**Problem to solve:**
Find the word "smoothed" in the material below and gather every line that contains it.

**Dataset:**
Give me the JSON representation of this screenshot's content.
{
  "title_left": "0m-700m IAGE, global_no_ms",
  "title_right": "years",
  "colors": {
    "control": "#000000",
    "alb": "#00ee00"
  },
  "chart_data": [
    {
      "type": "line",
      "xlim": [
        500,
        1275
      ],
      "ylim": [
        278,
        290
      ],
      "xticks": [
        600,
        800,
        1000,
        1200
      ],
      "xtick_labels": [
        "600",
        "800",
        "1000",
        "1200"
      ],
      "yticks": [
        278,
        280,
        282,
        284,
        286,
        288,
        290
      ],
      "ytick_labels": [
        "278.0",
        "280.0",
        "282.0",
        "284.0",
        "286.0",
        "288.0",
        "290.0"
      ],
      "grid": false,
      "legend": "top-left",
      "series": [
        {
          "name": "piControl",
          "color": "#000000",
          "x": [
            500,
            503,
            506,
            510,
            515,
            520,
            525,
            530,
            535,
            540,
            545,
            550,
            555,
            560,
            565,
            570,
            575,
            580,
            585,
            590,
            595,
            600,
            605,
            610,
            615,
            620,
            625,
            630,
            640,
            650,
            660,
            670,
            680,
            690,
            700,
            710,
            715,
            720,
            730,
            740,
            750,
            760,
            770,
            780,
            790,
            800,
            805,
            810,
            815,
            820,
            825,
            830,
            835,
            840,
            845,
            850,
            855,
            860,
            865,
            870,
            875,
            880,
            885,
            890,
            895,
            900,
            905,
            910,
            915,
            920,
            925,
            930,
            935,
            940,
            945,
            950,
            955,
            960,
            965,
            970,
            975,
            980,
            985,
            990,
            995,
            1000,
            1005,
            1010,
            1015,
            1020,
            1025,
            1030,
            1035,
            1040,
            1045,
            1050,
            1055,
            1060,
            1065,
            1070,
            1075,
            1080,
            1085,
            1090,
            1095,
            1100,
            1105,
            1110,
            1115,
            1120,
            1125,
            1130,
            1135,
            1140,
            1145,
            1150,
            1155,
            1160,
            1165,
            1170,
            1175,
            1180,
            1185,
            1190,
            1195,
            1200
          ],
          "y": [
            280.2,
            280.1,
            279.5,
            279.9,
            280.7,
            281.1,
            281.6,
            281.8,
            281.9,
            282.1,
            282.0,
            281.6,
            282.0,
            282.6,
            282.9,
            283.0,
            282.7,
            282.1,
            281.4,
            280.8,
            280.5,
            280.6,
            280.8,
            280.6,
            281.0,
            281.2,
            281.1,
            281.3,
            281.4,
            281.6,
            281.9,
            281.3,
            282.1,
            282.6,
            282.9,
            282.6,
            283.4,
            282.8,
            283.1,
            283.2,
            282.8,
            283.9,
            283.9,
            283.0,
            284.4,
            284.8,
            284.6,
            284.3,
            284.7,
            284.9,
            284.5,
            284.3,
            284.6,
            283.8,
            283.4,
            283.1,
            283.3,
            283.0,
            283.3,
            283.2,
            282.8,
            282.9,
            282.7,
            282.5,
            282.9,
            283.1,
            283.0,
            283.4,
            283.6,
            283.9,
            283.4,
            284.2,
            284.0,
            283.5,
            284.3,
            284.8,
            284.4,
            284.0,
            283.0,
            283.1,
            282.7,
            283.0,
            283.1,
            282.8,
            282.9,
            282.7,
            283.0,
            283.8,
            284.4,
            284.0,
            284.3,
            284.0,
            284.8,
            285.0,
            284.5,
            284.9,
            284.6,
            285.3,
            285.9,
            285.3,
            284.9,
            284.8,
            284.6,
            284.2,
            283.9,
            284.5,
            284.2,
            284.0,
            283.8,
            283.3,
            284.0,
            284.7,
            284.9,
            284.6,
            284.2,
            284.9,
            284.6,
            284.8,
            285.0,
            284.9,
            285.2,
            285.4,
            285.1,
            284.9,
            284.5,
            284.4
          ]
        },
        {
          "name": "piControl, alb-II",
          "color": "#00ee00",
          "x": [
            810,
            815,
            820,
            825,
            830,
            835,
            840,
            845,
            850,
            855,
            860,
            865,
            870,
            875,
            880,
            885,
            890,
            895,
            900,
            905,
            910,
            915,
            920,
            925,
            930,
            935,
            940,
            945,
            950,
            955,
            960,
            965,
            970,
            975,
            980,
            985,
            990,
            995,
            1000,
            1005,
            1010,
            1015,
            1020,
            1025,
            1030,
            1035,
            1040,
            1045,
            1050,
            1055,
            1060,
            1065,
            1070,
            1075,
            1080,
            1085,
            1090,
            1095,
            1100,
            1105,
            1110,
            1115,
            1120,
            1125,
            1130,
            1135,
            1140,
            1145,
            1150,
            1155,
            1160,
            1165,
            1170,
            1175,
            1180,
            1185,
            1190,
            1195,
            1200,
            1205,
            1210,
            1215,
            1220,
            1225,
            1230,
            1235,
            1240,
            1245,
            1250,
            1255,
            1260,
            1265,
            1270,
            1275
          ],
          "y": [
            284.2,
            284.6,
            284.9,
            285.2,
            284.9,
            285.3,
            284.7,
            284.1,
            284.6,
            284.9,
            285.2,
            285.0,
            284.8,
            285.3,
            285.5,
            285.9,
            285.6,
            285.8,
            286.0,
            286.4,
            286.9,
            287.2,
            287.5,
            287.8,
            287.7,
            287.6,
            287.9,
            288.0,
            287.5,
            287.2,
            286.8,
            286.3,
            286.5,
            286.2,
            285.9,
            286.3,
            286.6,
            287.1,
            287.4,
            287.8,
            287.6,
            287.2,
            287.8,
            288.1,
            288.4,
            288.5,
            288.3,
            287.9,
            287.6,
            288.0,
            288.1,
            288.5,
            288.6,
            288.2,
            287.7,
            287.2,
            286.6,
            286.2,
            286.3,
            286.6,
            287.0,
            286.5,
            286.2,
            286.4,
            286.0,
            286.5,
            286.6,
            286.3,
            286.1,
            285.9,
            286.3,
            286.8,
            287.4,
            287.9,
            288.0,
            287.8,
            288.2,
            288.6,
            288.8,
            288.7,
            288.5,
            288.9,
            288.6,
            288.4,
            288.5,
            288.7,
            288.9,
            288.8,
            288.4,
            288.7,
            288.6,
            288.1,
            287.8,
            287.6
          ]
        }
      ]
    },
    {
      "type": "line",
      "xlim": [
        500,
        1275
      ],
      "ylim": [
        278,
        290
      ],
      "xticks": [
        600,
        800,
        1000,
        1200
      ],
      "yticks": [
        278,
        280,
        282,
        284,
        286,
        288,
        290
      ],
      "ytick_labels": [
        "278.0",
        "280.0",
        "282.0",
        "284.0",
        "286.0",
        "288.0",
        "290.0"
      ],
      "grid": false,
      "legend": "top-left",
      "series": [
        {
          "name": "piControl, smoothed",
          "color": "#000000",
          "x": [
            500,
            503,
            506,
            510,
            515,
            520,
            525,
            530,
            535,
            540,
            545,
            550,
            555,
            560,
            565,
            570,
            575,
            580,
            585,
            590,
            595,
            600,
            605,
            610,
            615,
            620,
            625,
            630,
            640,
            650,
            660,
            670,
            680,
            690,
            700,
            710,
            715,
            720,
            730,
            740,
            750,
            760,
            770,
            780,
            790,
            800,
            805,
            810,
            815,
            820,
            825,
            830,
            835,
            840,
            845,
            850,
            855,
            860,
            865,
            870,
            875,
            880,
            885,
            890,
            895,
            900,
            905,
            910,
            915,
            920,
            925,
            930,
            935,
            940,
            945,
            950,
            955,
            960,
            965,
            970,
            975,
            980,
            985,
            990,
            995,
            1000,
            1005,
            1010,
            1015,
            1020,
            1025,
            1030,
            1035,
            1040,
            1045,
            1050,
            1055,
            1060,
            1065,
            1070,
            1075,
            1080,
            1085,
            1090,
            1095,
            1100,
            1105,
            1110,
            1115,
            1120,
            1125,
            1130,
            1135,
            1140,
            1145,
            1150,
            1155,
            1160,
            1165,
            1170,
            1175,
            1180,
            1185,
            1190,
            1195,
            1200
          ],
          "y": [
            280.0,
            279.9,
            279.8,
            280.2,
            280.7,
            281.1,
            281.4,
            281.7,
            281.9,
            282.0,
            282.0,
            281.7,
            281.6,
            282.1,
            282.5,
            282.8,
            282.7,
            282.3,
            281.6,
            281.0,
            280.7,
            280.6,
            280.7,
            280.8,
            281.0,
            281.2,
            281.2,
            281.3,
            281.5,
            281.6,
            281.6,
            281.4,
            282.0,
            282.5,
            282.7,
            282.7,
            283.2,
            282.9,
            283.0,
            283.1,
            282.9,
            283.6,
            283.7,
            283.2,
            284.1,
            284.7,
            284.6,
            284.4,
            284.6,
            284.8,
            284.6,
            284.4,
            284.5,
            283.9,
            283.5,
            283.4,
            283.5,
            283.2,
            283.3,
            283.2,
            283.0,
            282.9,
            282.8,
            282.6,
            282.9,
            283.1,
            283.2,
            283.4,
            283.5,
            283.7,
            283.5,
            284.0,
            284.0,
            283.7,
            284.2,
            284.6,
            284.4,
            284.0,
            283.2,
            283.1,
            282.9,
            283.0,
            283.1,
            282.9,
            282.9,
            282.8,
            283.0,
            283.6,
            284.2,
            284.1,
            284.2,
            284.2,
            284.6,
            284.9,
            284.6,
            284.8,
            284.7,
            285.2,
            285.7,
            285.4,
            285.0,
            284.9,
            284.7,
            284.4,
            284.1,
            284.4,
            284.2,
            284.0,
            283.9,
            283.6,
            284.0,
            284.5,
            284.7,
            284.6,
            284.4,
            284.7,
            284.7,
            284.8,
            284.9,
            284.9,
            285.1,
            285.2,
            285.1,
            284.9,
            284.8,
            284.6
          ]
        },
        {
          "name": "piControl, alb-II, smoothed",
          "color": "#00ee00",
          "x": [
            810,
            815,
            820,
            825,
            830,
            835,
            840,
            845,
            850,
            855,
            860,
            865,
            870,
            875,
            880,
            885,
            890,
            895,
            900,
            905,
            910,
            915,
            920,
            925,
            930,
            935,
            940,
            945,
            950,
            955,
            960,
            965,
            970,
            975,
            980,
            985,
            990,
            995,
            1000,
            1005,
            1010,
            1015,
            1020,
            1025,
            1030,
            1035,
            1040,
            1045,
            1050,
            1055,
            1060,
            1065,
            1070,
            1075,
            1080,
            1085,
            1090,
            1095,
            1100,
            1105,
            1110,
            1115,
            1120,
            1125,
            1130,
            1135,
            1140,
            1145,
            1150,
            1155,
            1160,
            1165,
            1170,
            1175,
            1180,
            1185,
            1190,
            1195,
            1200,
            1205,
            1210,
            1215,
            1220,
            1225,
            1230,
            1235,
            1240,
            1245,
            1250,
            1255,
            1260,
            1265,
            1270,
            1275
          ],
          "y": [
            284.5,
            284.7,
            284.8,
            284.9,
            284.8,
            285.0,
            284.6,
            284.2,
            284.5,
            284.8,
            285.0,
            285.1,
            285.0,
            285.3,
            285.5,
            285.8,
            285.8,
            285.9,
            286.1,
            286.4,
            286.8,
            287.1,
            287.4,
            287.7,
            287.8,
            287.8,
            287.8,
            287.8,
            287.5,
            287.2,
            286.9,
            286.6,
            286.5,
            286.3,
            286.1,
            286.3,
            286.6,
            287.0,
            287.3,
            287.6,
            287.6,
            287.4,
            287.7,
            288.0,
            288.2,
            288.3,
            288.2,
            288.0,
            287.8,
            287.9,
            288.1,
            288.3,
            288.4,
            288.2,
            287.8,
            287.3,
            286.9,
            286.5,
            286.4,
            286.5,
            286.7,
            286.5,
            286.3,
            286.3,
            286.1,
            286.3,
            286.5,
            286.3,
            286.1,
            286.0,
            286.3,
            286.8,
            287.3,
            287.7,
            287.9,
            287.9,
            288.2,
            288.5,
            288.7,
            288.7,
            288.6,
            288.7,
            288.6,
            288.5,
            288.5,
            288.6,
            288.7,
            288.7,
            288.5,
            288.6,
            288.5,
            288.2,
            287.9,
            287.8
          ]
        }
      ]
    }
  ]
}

**Task output:**
          "name": "piControl, smoothed",
          "name": "piControl, alb-II, smoothed",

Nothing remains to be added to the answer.